Start Material supplied
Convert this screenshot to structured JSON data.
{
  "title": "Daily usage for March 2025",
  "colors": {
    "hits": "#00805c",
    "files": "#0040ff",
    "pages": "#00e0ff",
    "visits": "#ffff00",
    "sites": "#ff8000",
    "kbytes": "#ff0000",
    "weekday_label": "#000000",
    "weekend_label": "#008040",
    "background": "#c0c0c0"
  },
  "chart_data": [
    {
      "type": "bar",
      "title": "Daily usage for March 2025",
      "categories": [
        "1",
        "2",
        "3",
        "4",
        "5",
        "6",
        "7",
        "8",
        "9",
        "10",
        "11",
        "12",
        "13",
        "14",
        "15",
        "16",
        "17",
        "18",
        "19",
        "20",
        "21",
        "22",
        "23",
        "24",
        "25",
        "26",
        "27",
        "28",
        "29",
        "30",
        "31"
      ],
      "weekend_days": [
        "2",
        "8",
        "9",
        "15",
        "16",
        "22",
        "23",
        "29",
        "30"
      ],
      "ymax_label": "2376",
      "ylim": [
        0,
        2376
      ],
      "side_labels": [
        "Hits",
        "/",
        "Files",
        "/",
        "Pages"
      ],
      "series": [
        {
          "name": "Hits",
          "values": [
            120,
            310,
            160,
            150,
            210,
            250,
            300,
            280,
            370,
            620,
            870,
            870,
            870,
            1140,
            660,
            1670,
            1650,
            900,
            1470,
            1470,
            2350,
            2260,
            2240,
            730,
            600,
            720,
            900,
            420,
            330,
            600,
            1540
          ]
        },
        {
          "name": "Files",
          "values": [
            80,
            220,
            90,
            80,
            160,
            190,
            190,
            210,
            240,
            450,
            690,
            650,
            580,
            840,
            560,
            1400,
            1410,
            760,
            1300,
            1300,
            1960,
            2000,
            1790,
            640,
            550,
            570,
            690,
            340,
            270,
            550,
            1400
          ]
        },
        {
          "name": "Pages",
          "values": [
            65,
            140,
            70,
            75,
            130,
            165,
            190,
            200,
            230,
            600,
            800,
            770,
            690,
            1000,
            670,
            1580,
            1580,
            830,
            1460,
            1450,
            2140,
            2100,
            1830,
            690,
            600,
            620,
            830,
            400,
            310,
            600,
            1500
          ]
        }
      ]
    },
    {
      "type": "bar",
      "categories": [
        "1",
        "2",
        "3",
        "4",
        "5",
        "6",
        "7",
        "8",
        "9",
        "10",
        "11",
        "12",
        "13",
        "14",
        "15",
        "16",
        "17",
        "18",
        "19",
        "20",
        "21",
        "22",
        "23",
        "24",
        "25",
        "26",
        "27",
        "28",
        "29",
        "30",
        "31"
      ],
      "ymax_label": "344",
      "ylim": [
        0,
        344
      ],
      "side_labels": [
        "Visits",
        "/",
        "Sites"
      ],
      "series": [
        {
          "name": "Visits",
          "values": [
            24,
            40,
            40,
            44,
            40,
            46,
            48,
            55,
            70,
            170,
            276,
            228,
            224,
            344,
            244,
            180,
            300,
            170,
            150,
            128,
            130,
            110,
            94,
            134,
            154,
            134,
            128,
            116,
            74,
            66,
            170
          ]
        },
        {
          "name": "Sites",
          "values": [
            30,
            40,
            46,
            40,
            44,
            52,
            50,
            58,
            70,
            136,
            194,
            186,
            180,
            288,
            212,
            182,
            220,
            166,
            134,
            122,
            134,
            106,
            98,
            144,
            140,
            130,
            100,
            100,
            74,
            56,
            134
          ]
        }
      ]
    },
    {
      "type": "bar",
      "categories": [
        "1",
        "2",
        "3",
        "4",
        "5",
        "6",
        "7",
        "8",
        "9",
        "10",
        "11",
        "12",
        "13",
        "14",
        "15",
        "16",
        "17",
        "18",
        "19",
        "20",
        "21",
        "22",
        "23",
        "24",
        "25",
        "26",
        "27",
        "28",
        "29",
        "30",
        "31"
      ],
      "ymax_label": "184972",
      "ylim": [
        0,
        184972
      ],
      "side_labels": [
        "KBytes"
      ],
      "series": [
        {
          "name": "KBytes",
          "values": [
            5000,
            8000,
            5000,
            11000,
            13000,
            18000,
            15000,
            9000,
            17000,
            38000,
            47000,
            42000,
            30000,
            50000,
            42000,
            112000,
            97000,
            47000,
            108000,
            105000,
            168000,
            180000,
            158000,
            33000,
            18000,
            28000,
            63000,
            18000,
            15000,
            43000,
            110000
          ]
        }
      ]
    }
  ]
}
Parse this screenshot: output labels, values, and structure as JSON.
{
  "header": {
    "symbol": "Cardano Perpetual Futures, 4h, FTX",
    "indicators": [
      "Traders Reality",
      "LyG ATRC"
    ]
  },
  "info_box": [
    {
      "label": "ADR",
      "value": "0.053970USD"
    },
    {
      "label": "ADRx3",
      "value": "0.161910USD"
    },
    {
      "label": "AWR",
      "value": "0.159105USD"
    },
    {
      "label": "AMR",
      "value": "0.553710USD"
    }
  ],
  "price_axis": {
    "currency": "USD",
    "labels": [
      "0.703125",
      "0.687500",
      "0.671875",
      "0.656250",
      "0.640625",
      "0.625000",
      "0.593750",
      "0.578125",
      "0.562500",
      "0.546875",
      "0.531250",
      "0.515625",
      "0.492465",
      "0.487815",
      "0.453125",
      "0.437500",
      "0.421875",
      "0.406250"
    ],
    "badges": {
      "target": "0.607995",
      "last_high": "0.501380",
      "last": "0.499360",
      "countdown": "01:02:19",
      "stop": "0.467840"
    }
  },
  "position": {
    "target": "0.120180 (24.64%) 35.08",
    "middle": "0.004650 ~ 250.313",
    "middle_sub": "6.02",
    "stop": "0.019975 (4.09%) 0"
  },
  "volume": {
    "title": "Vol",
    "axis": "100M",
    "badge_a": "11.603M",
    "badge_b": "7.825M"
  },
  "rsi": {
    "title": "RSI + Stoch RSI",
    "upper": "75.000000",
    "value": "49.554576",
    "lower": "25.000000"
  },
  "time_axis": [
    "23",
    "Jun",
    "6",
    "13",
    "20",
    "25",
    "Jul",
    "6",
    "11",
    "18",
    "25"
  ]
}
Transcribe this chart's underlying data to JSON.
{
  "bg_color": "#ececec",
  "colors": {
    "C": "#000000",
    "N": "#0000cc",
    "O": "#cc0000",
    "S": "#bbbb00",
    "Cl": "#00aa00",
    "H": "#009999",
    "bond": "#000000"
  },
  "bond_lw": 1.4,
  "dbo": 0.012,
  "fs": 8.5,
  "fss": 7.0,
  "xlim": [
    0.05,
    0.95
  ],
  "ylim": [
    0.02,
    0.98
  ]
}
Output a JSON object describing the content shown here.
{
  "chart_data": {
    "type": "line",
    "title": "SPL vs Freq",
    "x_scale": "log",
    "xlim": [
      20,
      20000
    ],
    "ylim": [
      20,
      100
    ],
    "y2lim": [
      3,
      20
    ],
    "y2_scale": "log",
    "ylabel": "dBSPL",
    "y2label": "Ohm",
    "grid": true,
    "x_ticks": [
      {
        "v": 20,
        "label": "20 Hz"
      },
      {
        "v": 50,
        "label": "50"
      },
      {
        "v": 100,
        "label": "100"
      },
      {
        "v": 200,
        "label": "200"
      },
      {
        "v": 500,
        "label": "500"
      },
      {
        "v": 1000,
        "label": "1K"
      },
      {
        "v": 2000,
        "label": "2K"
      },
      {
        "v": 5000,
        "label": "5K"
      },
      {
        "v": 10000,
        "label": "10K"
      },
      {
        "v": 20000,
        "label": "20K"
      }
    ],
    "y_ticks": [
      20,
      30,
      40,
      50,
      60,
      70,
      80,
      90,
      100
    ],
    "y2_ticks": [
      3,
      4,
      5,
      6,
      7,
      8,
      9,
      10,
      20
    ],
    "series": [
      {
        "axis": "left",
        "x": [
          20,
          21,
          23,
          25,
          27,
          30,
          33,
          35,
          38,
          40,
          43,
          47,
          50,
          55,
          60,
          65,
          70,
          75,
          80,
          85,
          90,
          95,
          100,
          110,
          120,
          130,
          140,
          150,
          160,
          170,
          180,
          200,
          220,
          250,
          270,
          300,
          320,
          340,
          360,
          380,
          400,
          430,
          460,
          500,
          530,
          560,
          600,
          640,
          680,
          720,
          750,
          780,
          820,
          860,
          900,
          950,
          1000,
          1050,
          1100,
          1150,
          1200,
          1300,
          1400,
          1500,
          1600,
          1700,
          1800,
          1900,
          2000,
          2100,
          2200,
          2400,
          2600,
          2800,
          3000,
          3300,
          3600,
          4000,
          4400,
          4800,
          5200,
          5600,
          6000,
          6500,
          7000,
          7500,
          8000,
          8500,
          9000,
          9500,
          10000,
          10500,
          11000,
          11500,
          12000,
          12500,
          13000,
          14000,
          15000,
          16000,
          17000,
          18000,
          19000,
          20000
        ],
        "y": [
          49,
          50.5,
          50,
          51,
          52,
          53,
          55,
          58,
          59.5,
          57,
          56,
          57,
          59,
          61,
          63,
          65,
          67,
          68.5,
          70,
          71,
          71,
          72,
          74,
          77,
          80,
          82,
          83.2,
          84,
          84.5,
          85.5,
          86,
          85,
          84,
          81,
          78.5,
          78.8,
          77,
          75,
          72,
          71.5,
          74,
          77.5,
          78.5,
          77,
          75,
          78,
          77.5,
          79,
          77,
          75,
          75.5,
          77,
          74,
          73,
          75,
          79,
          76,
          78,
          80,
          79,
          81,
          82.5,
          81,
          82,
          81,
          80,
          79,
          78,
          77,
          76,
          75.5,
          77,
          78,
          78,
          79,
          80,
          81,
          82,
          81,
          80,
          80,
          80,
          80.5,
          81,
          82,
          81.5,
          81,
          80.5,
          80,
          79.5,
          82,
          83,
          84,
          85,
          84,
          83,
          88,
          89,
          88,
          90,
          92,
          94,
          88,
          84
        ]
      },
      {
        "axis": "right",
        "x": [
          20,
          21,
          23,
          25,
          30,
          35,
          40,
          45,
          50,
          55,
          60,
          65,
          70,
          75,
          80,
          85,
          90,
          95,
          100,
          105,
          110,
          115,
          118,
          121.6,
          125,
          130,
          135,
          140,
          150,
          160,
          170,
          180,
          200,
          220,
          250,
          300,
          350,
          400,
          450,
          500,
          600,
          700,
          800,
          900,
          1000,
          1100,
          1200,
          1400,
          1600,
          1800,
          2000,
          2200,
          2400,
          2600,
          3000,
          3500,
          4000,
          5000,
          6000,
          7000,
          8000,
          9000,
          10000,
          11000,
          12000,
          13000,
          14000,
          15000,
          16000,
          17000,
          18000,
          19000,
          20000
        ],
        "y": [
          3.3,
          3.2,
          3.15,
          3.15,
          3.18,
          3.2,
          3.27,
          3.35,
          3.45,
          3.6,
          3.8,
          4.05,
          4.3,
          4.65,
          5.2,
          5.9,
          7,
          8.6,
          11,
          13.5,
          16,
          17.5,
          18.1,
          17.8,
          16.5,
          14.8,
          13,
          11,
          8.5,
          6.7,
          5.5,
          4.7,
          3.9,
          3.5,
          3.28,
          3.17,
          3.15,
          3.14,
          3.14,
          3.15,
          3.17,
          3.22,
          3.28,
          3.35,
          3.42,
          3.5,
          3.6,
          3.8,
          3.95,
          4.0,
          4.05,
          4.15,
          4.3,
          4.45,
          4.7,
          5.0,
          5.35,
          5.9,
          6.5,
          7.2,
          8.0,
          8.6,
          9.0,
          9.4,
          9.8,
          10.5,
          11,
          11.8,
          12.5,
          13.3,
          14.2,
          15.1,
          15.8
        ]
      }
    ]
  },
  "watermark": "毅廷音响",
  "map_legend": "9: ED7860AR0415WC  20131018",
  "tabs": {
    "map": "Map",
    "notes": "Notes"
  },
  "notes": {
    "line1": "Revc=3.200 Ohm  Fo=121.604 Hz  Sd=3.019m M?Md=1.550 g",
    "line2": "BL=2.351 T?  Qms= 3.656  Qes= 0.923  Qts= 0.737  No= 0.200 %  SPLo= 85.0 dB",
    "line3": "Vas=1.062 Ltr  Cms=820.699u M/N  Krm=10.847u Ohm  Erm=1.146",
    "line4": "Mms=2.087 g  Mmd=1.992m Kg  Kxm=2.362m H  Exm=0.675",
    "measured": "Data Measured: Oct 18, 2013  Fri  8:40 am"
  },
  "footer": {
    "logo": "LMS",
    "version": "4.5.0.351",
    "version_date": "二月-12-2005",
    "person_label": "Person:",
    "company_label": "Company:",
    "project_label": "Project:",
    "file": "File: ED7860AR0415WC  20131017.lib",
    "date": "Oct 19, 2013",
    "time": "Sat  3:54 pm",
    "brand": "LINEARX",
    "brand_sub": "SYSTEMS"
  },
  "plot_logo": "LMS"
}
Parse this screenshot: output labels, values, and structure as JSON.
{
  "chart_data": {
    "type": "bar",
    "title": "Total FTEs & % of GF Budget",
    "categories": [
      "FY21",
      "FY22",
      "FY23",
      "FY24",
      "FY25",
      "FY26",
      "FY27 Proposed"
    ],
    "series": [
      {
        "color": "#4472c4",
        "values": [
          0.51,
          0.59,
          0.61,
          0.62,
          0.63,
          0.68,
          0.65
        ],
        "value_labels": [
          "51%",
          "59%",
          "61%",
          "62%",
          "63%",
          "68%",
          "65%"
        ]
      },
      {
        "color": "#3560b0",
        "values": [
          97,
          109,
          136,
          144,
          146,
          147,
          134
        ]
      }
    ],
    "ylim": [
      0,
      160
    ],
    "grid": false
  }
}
End Material supplied
Above are the records; copy every line in them that holds the word "Daily".

Complete answer.
  "title": "Daily usage for March 2025",
      "title": "Daily usage for March 2025",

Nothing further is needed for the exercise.